■ Data for this exercise ■

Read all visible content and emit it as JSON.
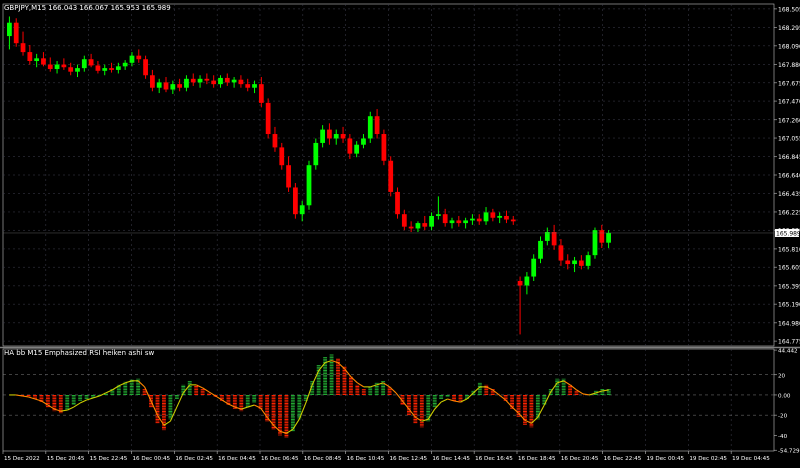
{
  "chart_data": [
    {
      "type": "candlestick",
      "title": "GBPJPY,M15  166.043 166.067 165.953 165.989",
      "ylim": [
        164.72,
        168.56
      ],
      "y_ticks": [
        "168.505",
        "168.295",
        "168.090",
        "167.880",
        "167.675",
        "167.470",
        "167.260",
        "167.055",
        "166.845",
        "166.640",
        "166.435",
        "166.225",
        "166.020",
        "165.810",
        "165.605",
        "165.395",
        "165.190",
        "164.980",
        "164.775"
      ],
      "current_price": "165.989",
      "candles": [
        {
          "o": 168.2,
          "h": 168.42,
          "l": 168.05,
          "c": 168.35
        },
        {
          "o": 168.35,
          "h": 168.4,
          "l": 168.08,
          "c": 168.12
        },
        {
          "o": 168.12,
          "h": 168.25,
          "l": 167.98,
          "c": 168.02
        },
        {
          "o": 168.02,
          "h": 168.1,
          "l": 167.88,
          "c": 167.92
        },
        {
          "o": 167.92,
          "h": 168.0,
          "l": 167.85,
          "c": 167.95
        },
        {
          "o": 167.95,
          "h": 168.02,
          "l": 167.86,
          "c": 167.88
        },
        {
          "o": 167.88,
          "h": 167.96,
          "l": 167.8,
          "c": 167.83
        },
        {
          "o": 167.83,
          "h": 167.92,
          "l": 167.78,
          "c": 167.88
        },
        {
          "o": 167.88,
          "h": 167.95,
          "l": 167.82,
          "c": 167.85
        },
        {
          "o": 167.85,
          "h": 167.9,
          "l": 167.76,
          "c": 167.8
        },
        {
          "o": 167.8,
          "h": 167.88,
          "l": 167.74,
          "c": 167.84
        },
        {
          "o": 167.84,
          "h": 167.98,
          "l": 167.8,
          "c": 167.94
        },
        {
          "o": 167.94,
          "h": 168.0,
          "l": 167.85,
          "c": 167.87
        },
        {
          "o": 167.87,
          "h": 167.92,
          "l": 167.78,
          "c": 167.81
        },
        {
          "o": 167.81,
          "h": 167.88,
          "l": 167.76,
          "c": 167.84
        },
        {
          "o": 167.84,
          "h": 167.9,
          "l": 167.79,
          "c": 167.82
        },
        {
          "o": 167.82,
          "h": 167.9,
          "l": 167.78,
          "c": 167.86
        },
        {
          "o": 167.86,
          "h": 167.93,
          "l": 167.82,
          "c": 167.9
        },
        {
          "o": 167.9,
          "h": 168.02,
          "l": 167.86,
          "c": 167.98
        },
        {
          "o": 167.98,
          "h": 168.05,
          "l": 167.9,
          "c": 167.94
        },
        {
          "o": 167.94,
          "h": 167.98,
          "l": 167.72,
          "c": 167.76
        },
        {
          "o": 167.76,
          "h": 167.82,
          "l": 167.58,
          "c": 167.62
        },
        {
          "o": 167.62,
          "h": 167.72,
          "l": 167.56,
          "c": 167.68
        },
        {
          "o": 167.68,
          "h": 167.74,
          "l": 167.57,
          "c": 167.6
        },
        {
          "o": 167.6,
          "h": 167.7,
          "l": 167.55,
          "c": 167.66
        },
        {
          "o": 167.66,
          "h": 167.72,
          "l": 167.58,
          "c": 167.62
        },
        {
          "o": 167.62,
          "h": 167.76,
          "l": 167.58,
          "c": 167.72
        },
        {
          "o": 167.72,
          "h": 167.78,
          "l": 167.64,
          "c": 167.68
        },
        {
          "o": 167.68,
          "h": 167.76,
          "l": 167.62,
          "c": 167.72
        },
        {
          "o": 167.72,
          "h": 167.78,
          "l": 167.66,
          "c": 167.7
        },
        {
          "o": 167.7,
          "h": 167.76,
          "l": 167.62,
          "c": 167.66
        },
        {
          "o": 167.66,
          "h": 167.76,
          "l": 167.62,
          "c": 167.73
        },
        {
          "o": 167.73,
          "h": 167.78,
          "l": 167.64,
          "c": 167.68
        },
        {
          "o": 167.68,
          "h": 167.74,
          "l": 167.62,
          "c": 167.71
        },
        {
          "o": 167.71,
          "h": 167.76,
          "l": 167.62,
          "c": 167.66
        },
        {
          "o": 167.66,
          "h": 167.72,
          "l": 167.58,
          "c": 167.62
        },
        {
          "o": 167.62,
          "h": 167.7,
          "l": 167.56,
          "c": 167.66
        },
        {
          "o": 167.66,
          "h": 167.74,
          "l": 167.4,
          "c": 167.45
        },
        {
          "o": 167.45,
          "h": 167.5,
          "l": 167.05,
          "c": 167.1
        },
        {
          "o": 167.1,
          "h": 167.18,
          "l": 166.9,
          "c": 166.95
        },
        {
          "o": 166.95,
          "h": 167.0,
          "l": 166.7,
          "c": 166.75
        },
        {
          "o": 166.75,
          "h": 166.85,
          "l": 166.45,
          "c": 166.5
        },
        {
          "o": 166.5,
          "h": 166.55,
          "l": 166.15,
          "c": 166.2
        },
        {
          "o": 166.2,
          "h": 166.35,
          "l": 166.12,
          "c": 166.3
        },
        {
          "o": 166.3,
          "h": 166.8,
          "l": 166.25,
          "c": 166.75
        },
        {
          "o": 166.75,
          "h": 167.05,
          "l": 166.7,
          "c": 167.0
        },
        {
          "o": 167.0,
          "h": 167.2,
          "l": 166.95,
          "c": 167.15
        },
        {
          "o": 167.15,
          "h": 167.22,
          "l": 166.98,
          "c": 167.05
        },
        {
          "o": 167.05,
          "h": 167.15,
          "l": 166.98,
          "c": 167.1
        },
        {
          "o": 167.1,
          "h": 167.18,
          "l": 167.0,
          "c": 167.05
        },
        {
          "o": 167.05,
          "h": 167.1,
          "l": 166.82,
          "c": 166.88
        },
        {
          "o": 166.88,
          "h": 167.02,
          "l": 166.84,
          "c": 166.98
        },
        {
          "o": 166.98,
          "h": 167.1,
          "l": 166.94,
          "c": 167.05
        },
        {
          "o": 167.05,
          "h": 167.35,
          "l": 167.0,
          "c": 167.3
        },
        {
          "o": 167.3,
          "h": 167.38,
          "l": 167.05,
          "c": 167.1
        },
        {
          "o": 167.1,
          "h": 167.15,
          "l": 166.75,
          "c": 166.8
        },
        {
          "o": 166.8,
          "h": 166.85,
          "l": 166.4,
          "c": 166.45
        },
        {
          "o": 166.45,
          "h": 166.5,
          "l": 166.15,
          "c": 166.2
        },
        {
          "o": 166.2,
          "h": 166.25,
          "l": 166.02,
          "c": 166.06
        },
        {
          "o": 166.06,
          "h": 166.12,
          "l": 166.0,
          "c": 166.04
        },
        {
          "o": 166.04,
          "h": 166.12,
          "l": 166.0,
          "c": 166.1
        },
        {
          "o": 166.1,
          "h": 166.18,
          "l": 166.02,
          "c": 166.06
        },
        {
          "o": 166.06,
          "h": 166.22,
          "l": 166.02,
          "c": 166.18
        },
        {
          "o": 166.18,
          "h": 166.4,
          "l": 166.14,
          "c": 166.2
        },
        {
          "o": 166.2,
          "h": 166.26,
          "l": 166.06,
          "c": 166.1
        },
        {
          "o": 166.1,
          "h": 166.16,
          "l": 166.04,
          "c": 166.13
        },
        {
          "o": 166.13,
          "h": 166.18,
          "l": 166.06,
          "c": 166.1
        },
        {
          "o": 166.1,
          "h": 166.16,
          "l": 166.04,
          "c": 166.13
        },
        {
          "o": 166.13,
          "h": 166.2,
          "l": 166.08,
          "c": 166.15
        },
        {
          "o": 166.15,
          "h": 166.2,
          "l": 166.08,
          "c": 166.12
        },
        {
          "o": 166.12,
          "h": 166.28,
          "l": 166.08,
          "c": 166.22
        },
        {
          "o": 166.22,
          "h": 166.26,
          "l": 166.12,
          "c": 166.16
        },
        {
          "o": 166.16,
          "h": 166.22,
          "l": 166.1,
          "c": 166.18
        },
        {
          "o": 166.18,
          "h": 166.24,
          "l": 166.1,
          "c": 166.14
        },
        {
          "o": 166.14,
          "h": 166.18,
          "l": 166.08,
          "c": 166.12
        },
        {
          "o": 165.45,
          "h": 165.5,
          "l": 164.85,
          "c": 165.4
        },
        {
          "o": 165.4,
          "h": 165.55,
          "l": 165.3,
          "c": 165.5
        },
        {
          "o": 165.5,
          "h": 165.75,
          "l": 165.45,
          "c": 165.7
        },
        {
          "o": 165.7,
          "h": 165.95,
          "l": 165.65,
          "c": 165.9
        },
        {
          "o": 165.9,
          "h": 166.05,
          "l": 165.85,
          "c": 166.0
        },
        {
          "o": 166.0,
          "h": 166.08,
          "l": 165.8,
          "c": 165.85
        },
        {
          "o": 165.85,
          "h": 165.92,
          "l": 165.62,
          "c": 165.68
        },
        {
          "o": 165.68,
          "h": 165.75,
          "l": 165.58,
          "c": 165.64
        },
        {
          "o": 165.64,
          "h": 165.72,
          "l": 165.55,
          "c": 165.68
        },
        {
          "o": 165.68,
          "h": 165.74,
          "l": 165.58,
          "c": 165.62
        },
        {
          "o": 165.62,
          "h": 165.78,
          "l": 165.58,
          "c": 165.74
        },
        {
          "o": 165.74,
          "h": 166.05,
          "l": 165.7,
          "c": 166.02
        },
        {
          "o": 166.02,
          "h": 166.08,
          "l": 165.82,
          "c": 165.88
        },
        {
          "o": 165.88,
          "h": 166.02,
          "l": 165.82,
          "c": 165.99
        }
      ],
      "colors": {
        "up": "#00ff00",
        "down": "#ff0000",
        "axis": "#ffffff",
        "grid": "#404050"
      }
    },
    {
      "type": "line",
      "title": "HA bb M15 Emphasized RSI heiken ashi sw",
      "ylim": [
        -55.5,
        45.5
      ],
      "y_ticks": [
        {
          "value": 44.442,
          "label": "44.442"
        },
        {
          "value": 20,
          "label": "20"
        },
        {
          "value": 0,
          "label": "0.00"
        },
        {
          "value": -20,
          "label": "-20"
        },
        {
          "value": -40,
          "label": "-40"
        },
        {
          "value": -54.7291,
          "label": "-54.7291"
        }
      ],
      "levels": [
        20,
        0,
        -20
      ],
      "series": [
        {
          "values": [
            0,
            0,
            -1,
            -2,
            -4,
            -7,
            -12,
            -16,
            -18,
            -15,
            -10,
            -6,
            -4,
            -3,
            -1,
            2,
            6,
            10,
            13,
            15,
            16,
            6,
            -12,
            -28,
            -35,
            -24,
            -4,
            10,
            14,
            10,
            6,
            2,
            -2,
            -6,
            -10,
            -14,
            -16,
            -12,
            -8,
            -14,
            -26,
            -34,
            -40,
            -42,
            -36,
            -24,
            -6,
            14,
            30,
            38,
            40,
            36,
            28,
            18,
            10,
            6,
            8,
            12,
            14,
            8,
            0,
            -10,
            -20,
            -28,
            -32,
            -26,
            -12,
            -4,
            -2,
            -6,
            -8,
            -4,
            4,
            12,
            10,
            6,
            0,
            -6,
            -14,
            -22,
            -30,
            -32,
            -24,
            -10,
            6,
            16,
            16,
            10,
            4,
            0,
            0,
            4,
            6,
            6
          ],
          "colors": {
            "up": "#22aa33",
            "down": "#ff2200"
          }
        },
        {
          "values": [
            0,
            0,
            -1,
            -2,
            -4,
            -6,
            -10,
            -14,
            -16,
            -15,
            -12,
            -8,
            -5,
            -3,
            -1,
            2,
            5,
            9,
            12,
            14,
            14,
            8,
            -6,
            -20,
            -30,
            -26,
            -12,
            2,
            10,
            10,
            7,
            3,
            -1,
            -5,
            -9,
            -12,
            -14,
            -12,
            -10,
            -13,
            -22,
            -30,
            -36,
            -38,
            -34,
            -24,
            -8,
            10,
            24,
            32,
            34,
            32,
            26,
            18,
            12,
            8,
            8,
            10,
            12,
            8,
            2,
            -6,
            -14,
            -22,
            -26,
            -24,
            -14,
            -7,
            -4,
            -6,
            -7,
            -4,
            2,
            8,
            8,
            5,
            0,
            -5,
            -12,
            -18,
            -25,
            -28,
            -22,
            -10,
            3,
            12,
            14,
            10,
            5,
            1,
            0,
            2,
            4,
            5
          ],
          "colors": {
            "up": "#cccc00",
            "down": "#ff8800"
          }
        }
      ],
      "colors": {
        "axis": "#ffffff",
        "level": "#808080"
      }
    }
  ],
  "x_axis": {
    "ticks": [
      "15 Dec 2022",
      "15 Dec 20:45",
      "15 Dec 22:45",
      "16 Dec 00:45",
      "16 Dec 02:45",
      "16 Dec 04:45",
      "16 Dec 06:45",
      "16 Dec 08:45",
      "16 Dec 10:45",
      "16 Dec 12:45",
      "16 Dec 14:45",
      "16 Dec 16:45",
      "16 Dec 18:45",
      "16 Dec 20:45",
      "16 Dec 22:45",
      "19 Dec 00:45",
      "19 Dec 02:45",
      "19 Dec 04:45"
    ]
  }
}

■ Problem to solve ■
List each line holding the string "down".

■ Answer to this exercise ■
        "down": "#ff0000",
            "down": "#ff2200"
            "down": "#ff8800"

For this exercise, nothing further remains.